Exercise instructions: Should an entry contain an image, leave the image out and repeat the entry's text exactly.

Figure content listings
###

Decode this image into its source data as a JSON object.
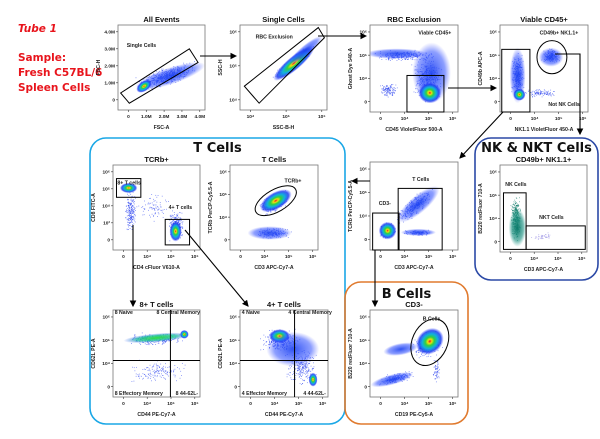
{
  "sample": {
    "tube": "Tube 1",
    "lines": [
      "Sample:",
      "Fresh C57BL/6",
      "Spleen Cells"
    ]
  },
  "colors": {
    "tcell_box": "#1aa7e6",
    "nk_box": "#2b49a6",
    "bcell_box": "#e07a2e",
    "sample_text": "#e8141c"
  },
  "groups": {
    "tcells": "T Cells",
    "nk": "NK & NKT Cells",
    "bcells": "B Cells"
  },
  "plots": {
    "all_events": {
      "title": "All Events",
      "xlabel": "FSC-A",
      "ylabel": "FSC-H",
      "xticks": [
        "0",
        "1.0M",
        "2.0M",
        "3.0M",
        "4.0M"
      ],
      "yticks": [
        "0",
        "1.0M",
        "2.0M",
        "3.0M",
        "4.0M"
      ],
      "gates": [
        "Single Cells"
      ]
    },
    "single_cells": {
      "title": "Single Cells",
      "xlabel": "SSC-B-H",
      "ylabel": "SSC-H",
      "xticks": [
        "10⁴",
        "10⁵",
        "10⁶"
      ],
      "yticks": [
        "10⁴",
        "10⁵",
        "10⁶"
      ],
      "gates": [
        "RBC Exclusion"
      ]
    },
    "rbc_exclusion": {
      "title": "RBC Exclusion",
      "xlabel": "CD45 VioletFluor 500-A",
      "ylabel": "Ghost Dye 540-A",
      "xticks": [
        "0",
        "10⁴",
        "10⁵",
        "10⁶"
      ],
      "yticks": [
        "0",
        "10⁴",
        "10⁵",
        "10⁶"
      ],
      "gates": [
        "Viable CD45+"
      ]
    },
    "viable_cd45": {
      "title": "Viable CD45+",
      "xlabel": "NK1.1 VioletFluor 450-A",
      "ylabel": "CD49b APC-A",
      "xticks": [
        "0",
        "10⁴",
        "10⁵",
        "10⁶"
      ],
      "yticks": [
        "0",
        "10⁴",
        "10⁵",
        "10⁶"
      ],
      "gates": [
        "CD49b+ NK1.1+",
        "Not NK Cells"
      ]
    },
    "tcrb": {
      "title": "TCRb+",
      "xlabel": "CD4 cFluor V610-A",
      "ylabel": "CD8 FITC-A",
      "xticks": [
        "0",
        "10⁴",
        "10⁵",
        "10⁶"
      ],
      "yticks": [
        "0",
        "10³",
        "10⁴",
        "10⁵",
        "10⁶"
      ],
      "gates": [
        "8+ T cells",
        "4+ T cells"
      ]
    },
    "tcells": {
      "title": "T Cells",
      "xlabel": "CD3 APC-Cy7-A",
      "ylabel": "TCRb PerCP-Cy5.5-A",
      "xticks": [
        "0",
        "10⁴",
        "10⁵",
        "10⁶"
      ],
      "yticks": [
        "0",
        "10⁴",
        "10⁵",
        "10⁶"
      ],
      "gates": [
        "TCRb+"
      ]
    },
    "cd3": {
      "title": "",
      "xlabel": "CD3 APC-Cy7-A",
      "ylabel": "TCRb PerCP-Cy5.5-A",
      "xticks": [
        "0",
        "10⁴",
        "10⁵",
        "10⁶"
      ],
      "yticks": [
        "0",
        "10⁴",
        "10⁵",
        "10⁶"
      ],
      "gates": [
        "CD3-",
        "T Cells"
      ]
    },
    "nk": {
      "title": "CD49b+ NK1.1+",
      "xlabel": "CD3 APC-Cy7-A",
      "ylabel": "B220 redFluor 710-A",
      "xticks": [
        "0",
        "10⁴",
        "10⁵",
        "10⁶"
      ],
      "yticks": [
        "0",
        "10⁴",
        "10⁵",
        "10⁶"
      ],
      "gates": [
        "NK Cells",
        "NKT Cells"
      ]
    },
    "cd8": {
      "title": "8+ T cells",
      "xlabel": "CD44 PE-Cy7-A",
      "ylabel": "CD62L PE-A",
      "xticks": [
        "0",
        "10⁴",
        "10⁵",
        "10⁶"
      ],
      "yticks": [
        "0",
        "10⁴",
        "10⁵",
        "10⁶"
      ],
      "gates": [
        "8 Naive",
        "8 Central Memory",
        "8 Effectory Memory",
        "8 44-62L-"
      ]
    },
    "cd4": {
      "title": "4+ T cells",
      "xlabel": "CD44 PE-Cy7-A",
      "ylabel": "CD62L PE-A",
      "xticks": [
        "0",
        "10⁴",
        "10⁵",
        "10⁶"
      ],
      "yticks": [
        "0",
        "10⁴",
        "10⁵",
        "10⁶"
      ],
      "gates": [
        "4 Naive",
        "4 Central Memory",
        "4 Effector Memory",
        "4 44-62L-"
      ]
    },
    "bcells": {
      "title": "CD3-",
      "xlabel": "CD19 PE-Cy5-A",
      "ylabel": "B220 redFluor 710-A",
      "xticks": [
        "0",
        "10⁴",
        "10⁵",
        "10⁶"
      ],
      "yticks": [
        "0",
        "10⁴",
        "10⁵",
        "10⁶"
      ],
      "gates": [
        "B Cells"
      ]
    }
  }
}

###

Completed exercise:
Decode this image into its source data as a JSON object.
{
  "sample": {
    "tube": "Tube 1",
    "lines": [
      "Sample:",
      "Fresh C57BL/6",
      "Spleen Cells"
    ]
  },
  "colors": {
    "tcell_box": "#1aa7e6",
    "nk_box": "#2b49a6",
    "bcell_box": "#e07a2e",
    "sample_text": "#e8141c"
  },
  "groups": {
    "tcells": "T Cells",
    "nk": "NK & NKT Cells",
    "bcells": "B Cells"
  },
  "plots": {
    "all_events": {
      "title": "All Events",
      "xlabel": "FSC-A",
      "ylabel": "FSC-H",
      "xticks": [
        "0",
        "1.0M",
        "2.0M",
        "3.0M",
        "4.0M"
      ],
      "yticks": [
        "0",
        "1.0M",
        "2.0M",
        "3.0M",
        "4.0M"
      ],
      "gates": [
        "Single Cells"
      ]
    },
    "single_cells": {
      "title": "Single Cells",
      "xlabel": "SSC-B-H",
      "ylabel": "SSC-H",
      "xticks": [
        "10⁴",
        "10⁵",
        "10⁶"
      ],
      "yticks": [
        "10⁴",
        "10⁵",
        "10⁶"
      ],
      "gates": [
        "RBC Exclusion"
      ]
    },
    "rbc_exclusion": {
      "title": "RBC Exclusion",
      "xlabel": "CD45 VioletFluor 500-A",
      "ylabel": "Ghost Dye 540-A",
      "xticks": [
        "0",
        "10⁴",
        "10⁵",
        "10⁶"
      ],
      "yticks": [
        "0",
        "10⁴",
        "10⁵",
        "10⁶"
      ],
      "gates": [
        "Viable CD45+"
      ]
    },
    "viable_cd45": {
      "title": "Viable CD45+",
      "xlabel": "NK1.1 VioletFluor 450-A",
      "ylabel": "CD49b APC-A",
      "xticks": [
        "0",
        "10⁴",
        "10⁵",
        "10⁶"
      ],
      "yticks": [
        "0",
        "10⁴",
        "10⁵",
        "10⁶"
      ],
      "gates": [
        "CD49b+ NK1.1+",
        "Not NK Cells"
      ]
    },
    "tcrb": {
      "title": "TCRb+",
      "xlabel": "CD4 cFluor V610-A",
      "ylabel": "CD8 FITC-A",
      "xticks": [
        "0",
        "10⁴",
        "10⁵",
        "10⁶"
      ],
      "yticks": [
        "0",
        "10³",
        "10⁴",
        "10⁵",
        "10⁶"
      ],
      "gates": [
        "8+ T cells",
        "4+ T cells"
      ]
    },
    "tcells": {
      "title": "T Cells",
      "xlabel": "CD3 APC-Cy7-A",
      "ylabel": "TCRb PerCP-Cy5.5-A",
      "xticks": [
        "0",
        "10⁴",
        "10⁵",
        "10⁶"
      ],
      "yticks": [
        "0",
        "10⁴",
        "10⁵",
        "10⁶"
      ],
      "gates": [
        "TCRb+"
      ]
    },
    "cd3": {
      "title": "",
      "xlabel": "CD3 APC-Cy7-A",
      "ylabel": "TCRb PerCP-Cy5.5-A",
      "xticks": [
        "0",
        "10⁴",
        "10⁵",
        "10⁶"
      ],
      "yticks": [
        "0",
        "10⁴",
        "10⁵",
        "10⁶"
      ],
      "gates": [
        "CD3-",
        "T Cells"
      ]
    },
    "nk": {
      "title": "CD49b+ NK1.1+",
      "xlabel": "CD3 APC-Cy7-A",
      "ylabel": "B220 redFluor 710-A",
      "xticks": [
        "0",
        "10⁴",
        "10⁵",
        "10⁶"
      ],
      "yticks": [
        "0",
        "10⁴",
        "10⁵",
        "10⁶"
      ],
      "gates": [
        "NK Cells",
        "NKT Cells"
      ]
    },
    "cd8": {
      "title": "8+ T cells",
      "xlabel": "CD44 PE-Cy7-A",
      "ylabel": "CD62L PE-A",
      "xticks": [
        "0",
        "10⁴",
        "10⁵",
        "10⁶"
      ],
      "yticks": [
        "0",
        "10⁴",
        "10⁵",
        "10⁶"
      ],
      "gates": [
        "8 Naive",
        "8 Central Memory",
        "8 Effectory Memory",
        "8 44-62L-"
      ]
    },
    "cd4": {
      "title": "4+ T cells",
      "xlabel": "CD44 PE-Cy7-A",
      "ylabel": "CD62L PE-A",
      "xticks": [
        "0",
        "10⁴",
        "10⁵",
        "10⁶"
      ],
      "yticks": [
        "0",
        "10⁴",
        "10⁵",
        "10⁶"
      ],
      "gates": [
        "4 Naive",
        "4 Central Memory",
        "4 Effector Memory",
        "4 44-62L-"
      ]
    },
    "bcells": {
      "title": "CD3-",
      "xlabel": "CD19 PE-Cy5-A",
      "ylabel": "B220 redFluor 710-A",
      "xticks": [
        "0",
        "10⁴",
        "10⁵",
        "10⁶"
      ],
      "yticks": [
        "0",
        "10⁴",
        "10⁵",
        "10⁶"
      ],
      "gates": [
        "B Cells"
      ]
    }
  }
}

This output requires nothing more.